>> Begin

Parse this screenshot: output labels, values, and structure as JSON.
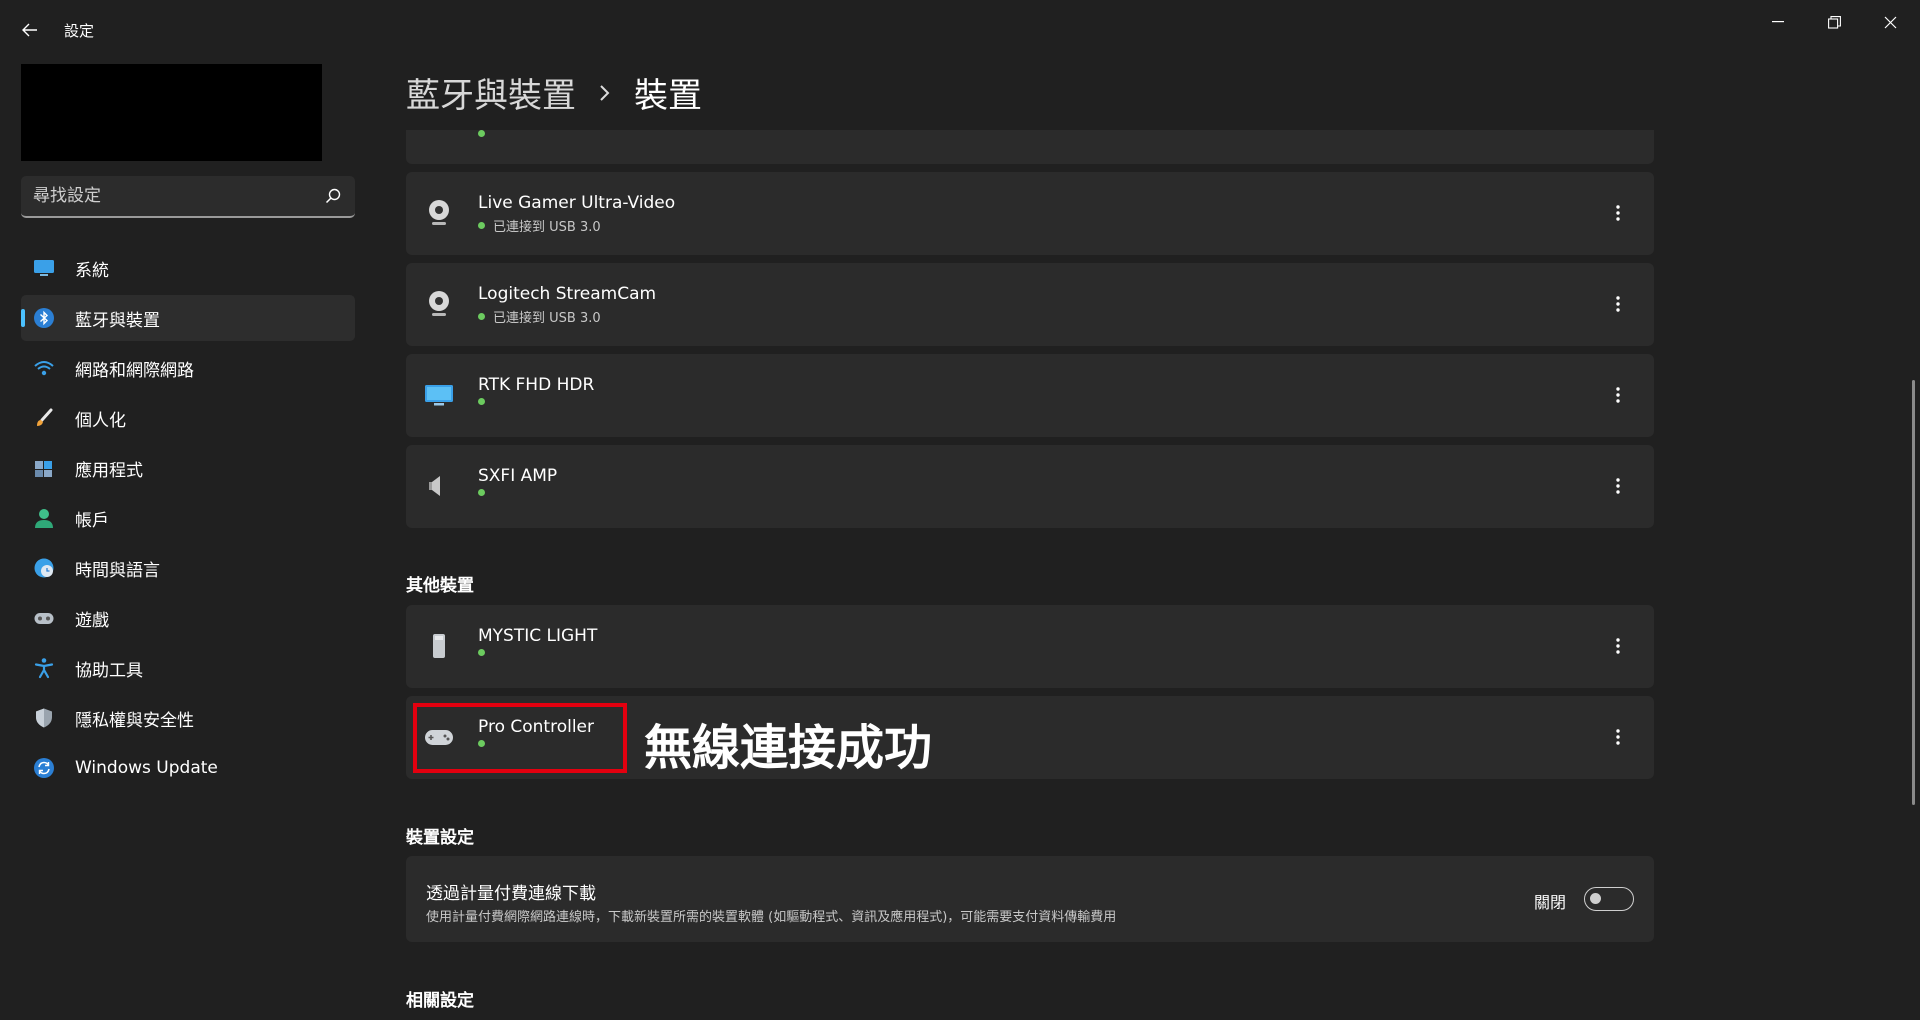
{
  "window": {
    "title": "設定"
  },
  "sidebar": {
    "search_placeholder": "尋找設定",
    "items": [
      {
        "label": "系統",
        "icon": "monitor-icon"
      },
      {
        "label": "藍牙與裝置",
        "icon": "bluetooth-icon",
        "active": true
      },
      {
        "label": "網路和網際網路",
        "icon": "wifi-icon"
      },
      {
        "label": "個人化",
        "icon": "brush-icon"
      },
      {
        "label": "應用程式",
        "icon": "apps-icon"
      },
      {
        "label": "帳戶",
        "icon": "person-icon"
      },
      {
        "label": "時間與語言",
        "icon": "globe-clock-icon"
      },
      {
        "label": "遊戲",
        "icon": "gamepad-icon"
      },
      {
        "label": "協助工具",
        "icon": "accessibility-icon"
      },
      {
        "label": "隱私權與安全性",
        "icon": "shield-icon"
      },
      {
        "label": "Windows Update",
        "icon": "update-icon"
      }
    ]
  },
  "breadcrumb": {
    "parent": "藍牙與裝置",
    "current": "裝置"
  },
  "devices": [
    {
      "name": "Live Gamer Ultra-Video",
      "status": "已連接到 USB 3.0",
      "icon": "webcam-icon"
    },
    {
      "name": "Logitech StreamCam",
      "status": "已連接到 USB 3.0",
      "icon": "webcam-icon"
    },
    {
      "name": "RTK FHD HDR",
      "status": "",
      "icon": "display-icon"
    },
    {
      "name": "SXFI AMP",
      "status": "",
      "icon": "speaker-icon"
    }
  ],
  "other_devices": {
    "heading": "其他裝置",
    "items": [
      {
        "name": "MYSTIC LIGHT",
        "status": "",
        "icon": "device-icon"
      },
      {
        "name": "Pro Controller",
        "status": "",
        "icon": "gamepad-icon"
      }
    ]
  },
  "annotation": {
    "text": "無線連接成功",
    "color": "#e3000f"
  },
  "device_settings": {
    "heading": "裝置設定",
    "metered": {
      "title": "透過計量付費連線下載",
      "description": "使用計量付費網際網路連線時，下載新裝置所需的裝置軟體 (如驅動程式、資訊及應用程式)，可能需要支付資料傳輸費用",
      "toggle_label": "關閉",
      "toggle_on": false
    }
  },
  "related_settings": {
    "heading": "相關設定"
  },
  "colors": {
    "accent": "#4cc2ff",
    "status_dot": "#6ccb5f",
    "background": "#202020",
    "card": "#2b2b2b"
  }
}
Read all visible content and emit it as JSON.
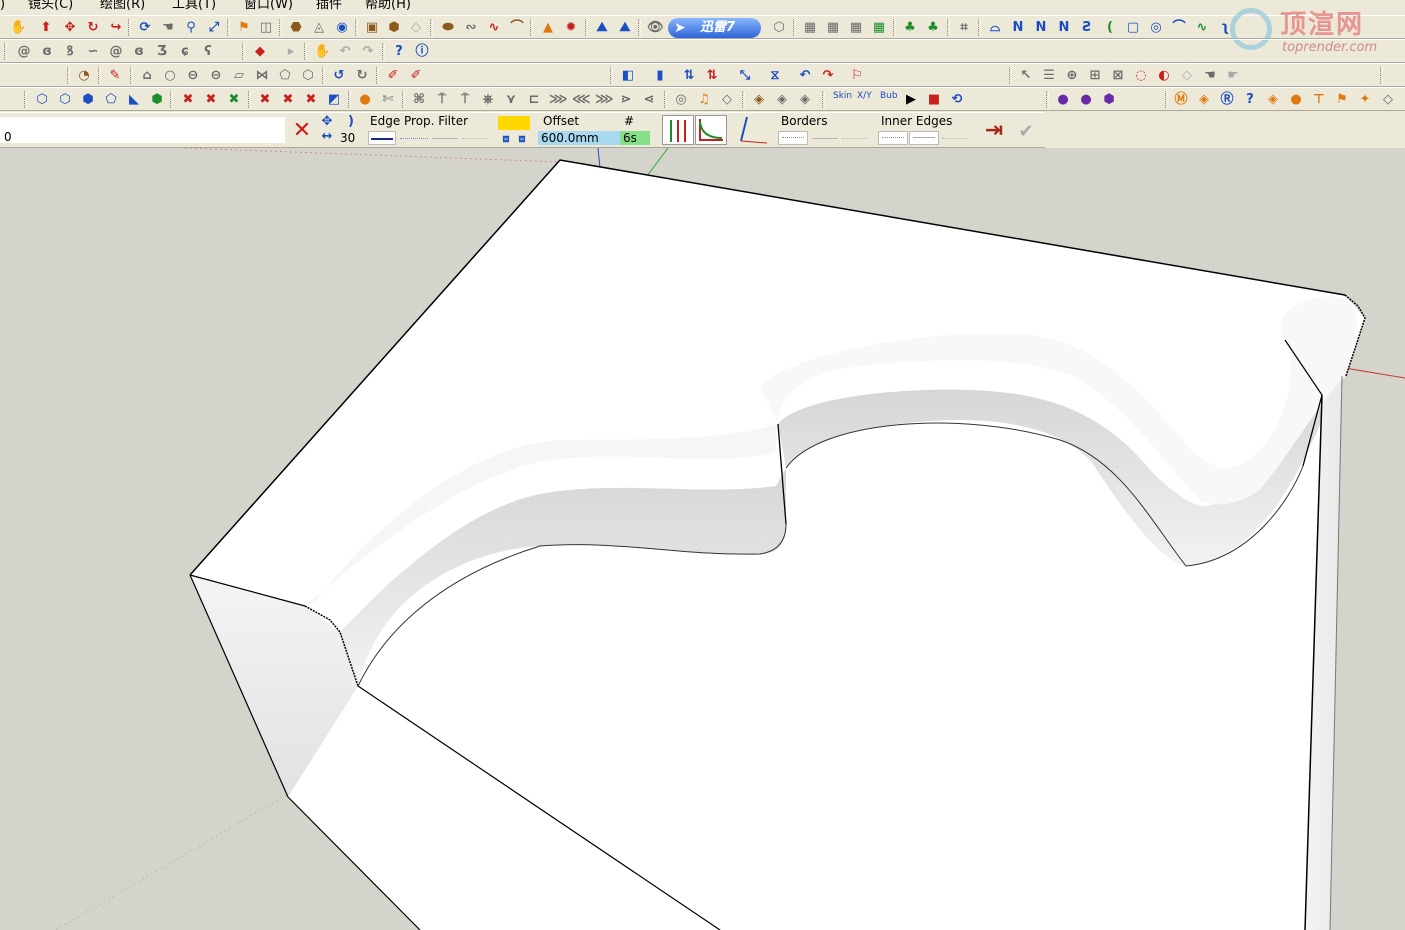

>> End

▶ [WHAT THIS TASK INVOLVES]:
Count all lines of the data that include "heading". The answer is the number alone.

▶ [TASK RESPONSE]:
3